- Passage provided:
Business Blogs – Inviting Buyers into Your Own Walled Garden

blogging for business

 

“Perhaps the world has moved past the idea of merely having a webpage that’s your own, and nobody else’s. Perhaps we’re expected to do everything, instead, on social media or in someone else’s walled garden,” muses Ernie Smith, editor of Tedium, in response to the question “Is blogging dead?” Maybe, when blogging was on the rise, Smith says, we needed an onramp to the information superhighway, a starting place in a culture where many people chose to both consume and create in equal measures. Smith prefers to think that blogging is very much still alive, but that we’re not using that term to describe our actions.

“There will always be a market for good content,” says “Redditor” William Pitcher. “What is gone are the days you could post what sandwich you had for lunch and have people read it because of the novelty.”

What about the studies showing that as many as 60% of social links are shared without ever  being clicked? The truth is, you still need those blog posts for the audience that does read and does care, says Dave Choate of rakacreative.com.

- Objective: According to the passage on business blogs, what share of social links do studies show are shared without ever being clicked? The entries that follow come from a separate source and have no connection to the passage on business blogs.

- Provided records:
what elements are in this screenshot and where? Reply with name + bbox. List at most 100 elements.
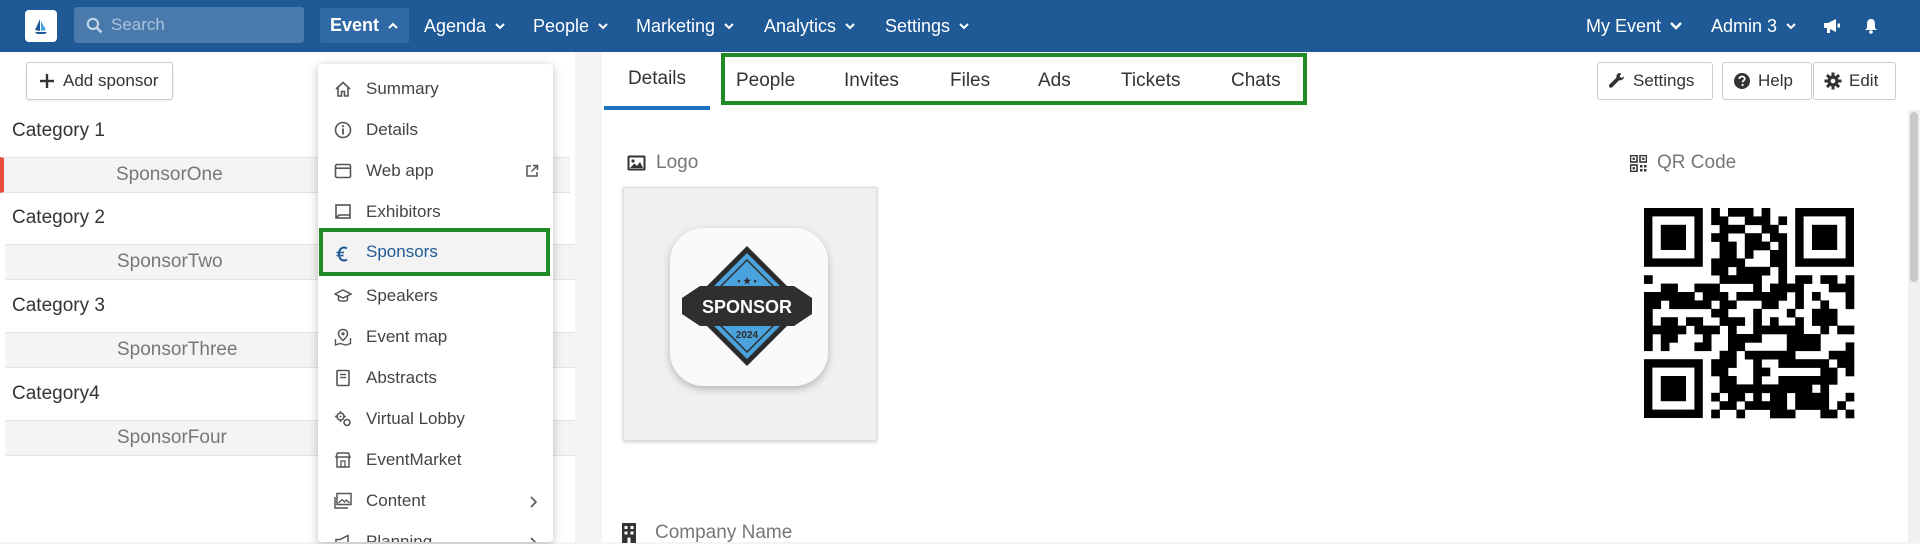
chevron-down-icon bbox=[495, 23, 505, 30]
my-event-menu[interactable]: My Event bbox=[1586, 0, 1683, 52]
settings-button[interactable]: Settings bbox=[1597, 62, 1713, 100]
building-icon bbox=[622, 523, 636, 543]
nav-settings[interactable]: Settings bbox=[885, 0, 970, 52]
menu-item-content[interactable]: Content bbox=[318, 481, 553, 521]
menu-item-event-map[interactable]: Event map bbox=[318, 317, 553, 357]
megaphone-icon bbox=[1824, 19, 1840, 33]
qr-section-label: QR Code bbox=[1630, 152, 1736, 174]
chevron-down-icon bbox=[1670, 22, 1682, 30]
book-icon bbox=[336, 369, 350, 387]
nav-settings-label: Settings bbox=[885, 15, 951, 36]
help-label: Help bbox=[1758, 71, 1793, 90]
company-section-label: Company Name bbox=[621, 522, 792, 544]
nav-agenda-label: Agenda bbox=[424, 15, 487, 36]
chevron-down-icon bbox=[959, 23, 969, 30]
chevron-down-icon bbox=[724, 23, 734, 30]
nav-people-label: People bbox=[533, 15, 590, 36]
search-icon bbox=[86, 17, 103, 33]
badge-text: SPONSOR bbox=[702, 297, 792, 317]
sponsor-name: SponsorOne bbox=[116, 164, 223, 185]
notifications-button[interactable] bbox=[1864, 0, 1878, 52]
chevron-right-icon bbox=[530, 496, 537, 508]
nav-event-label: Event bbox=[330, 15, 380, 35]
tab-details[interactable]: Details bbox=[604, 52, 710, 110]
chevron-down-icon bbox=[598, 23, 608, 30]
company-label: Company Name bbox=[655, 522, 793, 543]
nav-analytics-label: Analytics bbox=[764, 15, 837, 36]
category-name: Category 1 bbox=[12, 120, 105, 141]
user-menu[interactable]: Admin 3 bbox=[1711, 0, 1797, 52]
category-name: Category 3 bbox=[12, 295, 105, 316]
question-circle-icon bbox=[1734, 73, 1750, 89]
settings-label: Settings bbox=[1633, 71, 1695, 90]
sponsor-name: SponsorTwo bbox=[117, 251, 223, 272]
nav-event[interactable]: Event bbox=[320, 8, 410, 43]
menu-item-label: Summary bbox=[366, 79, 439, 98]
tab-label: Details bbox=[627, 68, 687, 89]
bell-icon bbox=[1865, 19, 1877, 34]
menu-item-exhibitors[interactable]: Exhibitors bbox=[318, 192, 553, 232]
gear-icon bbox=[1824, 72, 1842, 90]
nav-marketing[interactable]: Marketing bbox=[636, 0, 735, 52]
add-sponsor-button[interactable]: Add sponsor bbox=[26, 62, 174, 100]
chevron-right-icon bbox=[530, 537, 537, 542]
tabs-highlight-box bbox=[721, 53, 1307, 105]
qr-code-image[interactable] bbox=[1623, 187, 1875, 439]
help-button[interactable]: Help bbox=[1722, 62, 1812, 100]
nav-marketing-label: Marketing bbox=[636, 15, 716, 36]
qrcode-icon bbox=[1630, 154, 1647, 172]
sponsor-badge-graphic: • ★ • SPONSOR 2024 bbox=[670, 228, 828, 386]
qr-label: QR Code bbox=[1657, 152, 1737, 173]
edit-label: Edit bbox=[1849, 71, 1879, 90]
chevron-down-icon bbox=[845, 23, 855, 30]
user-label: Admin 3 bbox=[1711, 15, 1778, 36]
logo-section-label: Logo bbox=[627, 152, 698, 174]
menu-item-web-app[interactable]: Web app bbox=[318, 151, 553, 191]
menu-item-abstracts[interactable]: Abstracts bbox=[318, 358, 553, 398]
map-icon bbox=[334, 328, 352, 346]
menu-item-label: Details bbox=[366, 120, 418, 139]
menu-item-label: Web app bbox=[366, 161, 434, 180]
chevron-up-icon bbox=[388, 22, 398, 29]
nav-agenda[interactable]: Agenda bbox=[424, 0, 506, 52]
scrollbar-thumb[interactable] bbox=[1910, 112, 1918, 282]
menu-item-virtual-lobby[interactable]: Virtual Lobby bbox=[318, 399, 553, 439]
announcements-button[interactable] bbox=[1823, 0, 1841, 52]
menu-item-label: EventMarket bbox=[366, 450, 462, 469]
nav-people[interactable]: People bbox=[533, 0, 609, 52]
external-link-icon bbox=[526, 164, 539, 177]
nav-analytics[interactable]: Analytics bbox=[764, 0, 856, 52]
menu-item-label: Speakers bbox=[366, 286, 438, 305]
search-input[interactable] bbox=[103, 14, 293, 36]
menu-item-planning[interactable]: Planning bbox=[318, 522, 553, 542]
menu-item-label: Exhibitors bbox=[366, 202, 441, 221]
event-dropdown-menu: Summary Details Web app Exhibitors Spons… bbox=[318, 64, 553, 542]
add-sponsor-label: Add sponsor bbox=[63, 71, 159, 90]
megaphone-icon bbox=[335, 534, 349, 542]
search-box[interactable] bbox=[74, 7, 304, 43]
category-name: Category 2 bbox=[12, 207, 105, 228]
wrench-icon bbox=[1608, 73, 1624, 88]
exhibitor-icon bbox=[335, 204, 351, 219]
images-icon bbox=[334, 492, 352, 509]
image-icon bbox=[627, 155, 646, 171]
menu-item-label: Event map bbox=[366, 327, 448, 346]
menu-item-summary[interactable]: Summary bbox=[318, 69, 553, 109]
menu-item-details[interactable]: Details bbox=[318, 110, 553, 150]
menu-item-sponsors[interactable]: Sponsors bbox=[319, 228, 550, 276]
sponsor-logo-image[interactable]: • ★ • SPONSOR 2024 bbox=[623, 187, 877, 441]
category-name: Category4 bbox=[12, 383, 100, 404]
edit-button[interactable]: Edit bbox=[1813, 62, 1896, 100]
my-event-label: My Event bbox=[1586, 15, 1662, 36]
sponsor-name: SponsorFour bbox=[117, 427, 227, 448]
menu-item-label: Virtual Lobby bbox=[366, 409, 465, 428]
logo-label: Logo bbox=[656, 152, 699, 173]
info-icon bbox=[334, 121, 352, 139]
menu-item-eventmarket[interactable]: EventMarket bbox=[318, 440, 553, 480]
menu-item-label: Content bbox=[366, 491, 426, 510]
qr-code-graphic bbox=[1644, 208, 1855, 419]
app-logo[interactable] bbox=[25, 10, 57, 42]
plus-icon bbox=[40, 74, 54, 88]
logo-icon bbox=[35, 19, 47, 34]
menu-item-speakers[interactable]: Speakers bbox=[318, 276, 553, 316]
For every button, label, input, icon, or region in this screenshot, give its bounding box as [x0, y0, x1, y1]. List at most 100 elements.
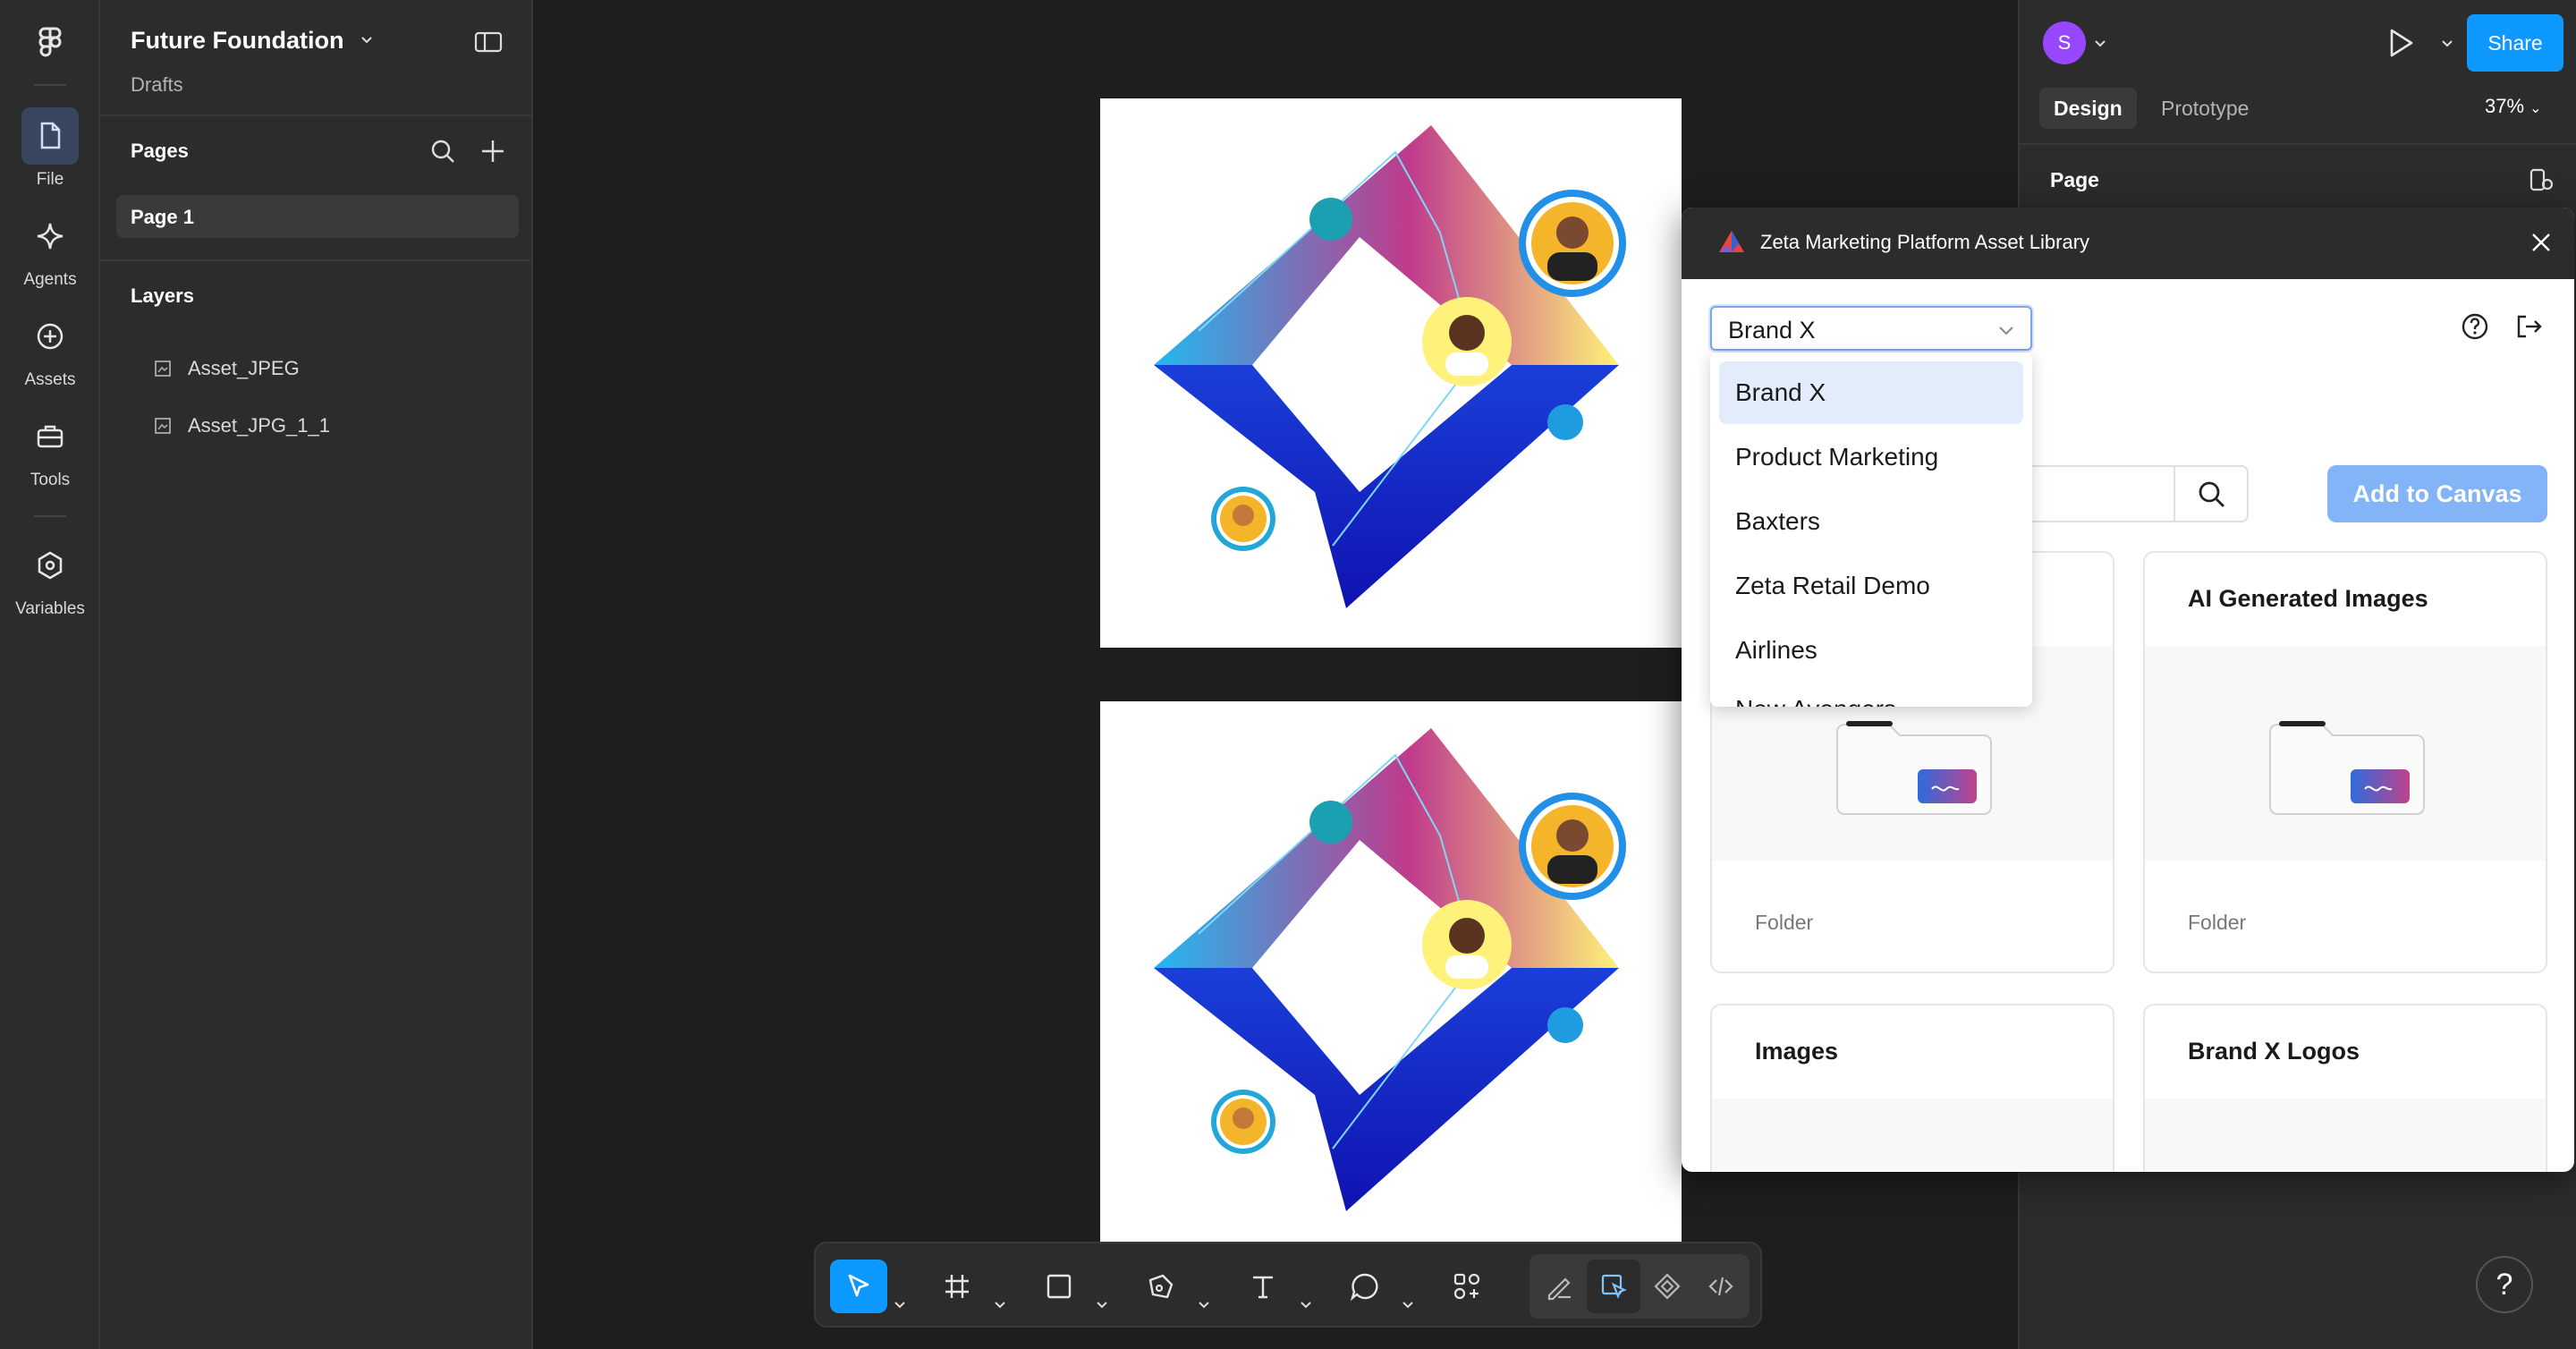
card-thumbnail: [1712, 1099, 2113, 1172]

- Exercise result: As many as 60%.